Aim of the exercise: What follows is a set of records; repeat all of them exactly.
+ + + + +
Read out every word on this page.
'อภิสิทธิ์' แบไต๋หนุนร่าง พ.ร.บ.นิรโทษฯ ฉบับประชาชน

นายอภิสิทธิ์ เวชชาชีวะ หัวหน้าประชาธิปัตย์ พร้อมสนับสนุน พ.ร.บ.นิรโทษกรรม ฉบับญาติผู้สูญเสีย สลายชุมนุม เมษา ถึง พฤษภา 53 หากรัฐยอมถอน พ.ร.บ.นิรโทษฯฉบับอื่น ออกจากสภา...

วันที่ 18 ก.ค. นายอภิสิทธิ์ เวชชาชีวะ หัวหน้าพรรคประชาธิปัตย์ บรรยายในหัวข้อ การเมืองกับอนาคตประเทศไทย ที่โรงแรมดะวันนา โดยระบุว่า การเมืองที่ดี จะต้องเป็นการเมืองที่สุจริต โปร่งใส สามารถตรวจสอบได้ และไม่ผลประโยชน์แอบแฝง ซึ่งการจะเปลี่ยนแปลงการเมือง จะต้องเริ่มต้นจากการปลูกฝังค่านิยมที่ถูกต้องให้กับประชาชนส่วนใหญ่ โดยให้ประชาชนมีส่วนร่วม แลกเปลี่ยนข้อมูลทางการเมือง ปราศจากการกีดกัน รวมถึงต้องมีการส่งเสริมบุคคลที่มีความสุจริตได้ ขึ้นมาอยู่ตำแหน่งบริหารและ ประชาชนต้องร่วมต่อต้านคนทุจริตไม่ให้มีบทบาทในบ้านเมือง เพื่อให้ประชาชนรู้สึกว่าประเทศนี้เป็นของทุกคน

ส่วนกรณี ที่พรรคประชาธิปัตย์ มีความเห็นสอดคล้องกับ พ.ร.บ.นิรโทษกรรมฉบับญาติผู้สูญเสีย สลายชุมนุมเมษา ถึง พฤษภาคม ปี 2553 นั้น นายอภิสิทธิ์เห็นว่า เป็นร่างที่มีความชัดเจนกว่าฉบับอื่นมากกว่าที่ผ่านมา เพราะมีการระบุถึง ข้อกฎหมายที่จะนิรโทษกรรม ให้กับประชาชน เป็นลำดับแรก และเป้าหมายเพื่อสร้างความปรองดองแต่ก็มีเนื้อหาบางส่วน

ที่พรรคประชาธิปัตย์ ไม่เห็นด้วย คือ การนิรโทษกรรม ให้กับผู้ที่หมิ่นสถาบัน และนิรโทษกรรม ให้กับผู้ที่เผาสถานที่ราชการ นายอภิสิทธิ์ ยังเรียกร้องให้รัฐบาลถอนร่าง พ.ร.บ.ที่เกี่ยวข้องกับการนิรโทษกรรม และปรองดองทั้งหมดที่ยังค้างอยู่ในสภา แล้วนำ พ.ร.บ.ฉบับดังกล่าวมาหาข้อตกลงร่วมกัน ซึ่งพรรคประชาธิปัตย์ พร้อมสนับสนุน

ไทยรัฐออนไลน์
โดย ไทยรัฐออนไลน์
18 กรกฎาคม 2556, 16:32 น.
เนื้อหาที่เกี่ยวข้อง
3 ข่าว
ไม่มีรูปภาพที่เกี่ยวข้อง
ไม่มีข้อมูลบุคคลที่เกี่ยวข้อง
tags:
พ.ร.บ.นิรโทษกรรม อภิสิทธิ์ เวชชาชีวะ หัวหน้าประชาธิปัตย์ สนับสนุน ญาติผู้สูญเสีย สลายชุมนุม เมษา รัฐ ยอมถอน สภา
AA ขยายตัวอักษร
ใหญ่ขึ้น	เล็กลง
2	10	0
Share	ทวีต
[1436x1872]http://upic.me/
+ + + + +
Task response:
Read out every word on this page.
'อภิสิทธิ์' แบไต๋หนุนร่าง พ.ร.บ.นิรโทษฯ ฉบับประชาชน

นายอภิสิทธิ์ เวชชาชีวะ หัวหน้าประชาธิปัตย์ พร้อมสนับสนุน พ.ร.บ.นิรโทษกรรม ฉบับญาติผู้สูญเสีย สลายชุมนุม เมษา ถึง พฤษภา 53 หากรัฐยอมถอน พ.ร.บ.นิรโทษฯฉบับอื่น ออกจากสภา...

วันที่ 18 ก.ค. นายอภิสิทธิ์ เวชชาชีวะ หัวหน้าพรรคประชาธิปัตย์ บรรยายในหัวข้อ การเมืองกับอนาคตประเทศไทย ที่โรงแรมดะวันนา โดยระบุว่า การเมืองที่ดี จะต้องเป็นการเมืองที่สุจริต โปร่งใส สามารถตรวจสอบได้ และไม่ผลประโยชน์แอบแฝง ซึ่งการจะเปลี่ยนแปลงการเมือง จะต้องเริ่มต้นจากการปลูกฝังค่านิยมที่ถูกต้องให้กับประชาชนส่วนใหญ่ โดยให้ประชาชนมีส่วนร่วม แลกเปลี่ยนข้อมูลทางการเมือง ปราศจากการกีดกัน รวมถึงต้องมีการส่งเสริมบุคคลที่มีความสุจริตได้ ขึ้นมาอยู่ตำแหน่งบริหารและ ประชาชนต้องร่วมต่อต้านคนทุจริตไม่ให้มีบทบาทในบ้านเมือง เพื่อให้ประชาชนรู้สึกว่าประเทศนี้เป็นของทุกคน

ส่วนกรณี ที่พรรคประชาธิปัตย์ มีความเห็นสอดคล้องกับ พ.ร.บ.นิรโทษกรรมฉบับญาติผู้สูญเสีย สลายชุมนุมเมษา ถึง พฤษภาคม ปี 2553 นั้น นายอภิสิทธิ์เห็นว่า เป็นร่างที่มีความชัดเจนกว่าฉบับอื่นมากกว่าที่ผ่านมา เพราะมีการระบุถึง ข้อกฎหมายที่จะนิรโทษกรรม ให้กับประชาชน เป็นลำดับแรก และเป้าหมายเพื่อสร้างความปรองดองแต่ก็มีเนื้อหาบางส่วน

ที่พรรคประชาธิปัตย์ ไม่เห็นด้วย คือ การนิรโทษกรรม ให้กับผู้ที่หมิ่นสถาบัน และนิรโทษกรรม ให้กับผู้ที่เผาสถานที่ราชการ นายอภิสิทธิ์ ยังเรียกร้องให้รัฐบาลถอนร่าง พ.ร.บ.ที่เกี่ยวข้องกับการนิรโทษกรรม และปรองดองทั้งหมดที่ยังค้างอยู่ในสภา แล้วนำ พ.ร.บ.ฉบับดังกล่าวมาหาข้อตกลงร่วมกัน ซึ่งพรรคประชาธิปัตย์ พร้อมสนับสนุน

ไทยรัฐออนไลน์
โดย ไทยรัฐออนไลน์
18 กรกฎาคม 2556, 16:32 น.
เนื้อหาที่เกี่ยวข้อง
3 ข่าว
ไม่มีรูปภาพที่เกี่ยวข้อง
ไม่มีข้อมูลบุคคลที่เกี่ยวข้อง
tags:
พ.ร.บ.นิรโทษกรรม อภิสิทธิ์ เวชชาชีวะ หัวหน้าประชาธิปัตย์ สนับสนุน ญาติผู้สูญเสีย สลายชุมนุม เมษา รัฐ ยอมถอน สภา
AA ขยายตัวอักษร
ใหญ่ขึ้น	เล็กลง
2	10	0
Share	ทวีต
[1436x1872]http://upic.me/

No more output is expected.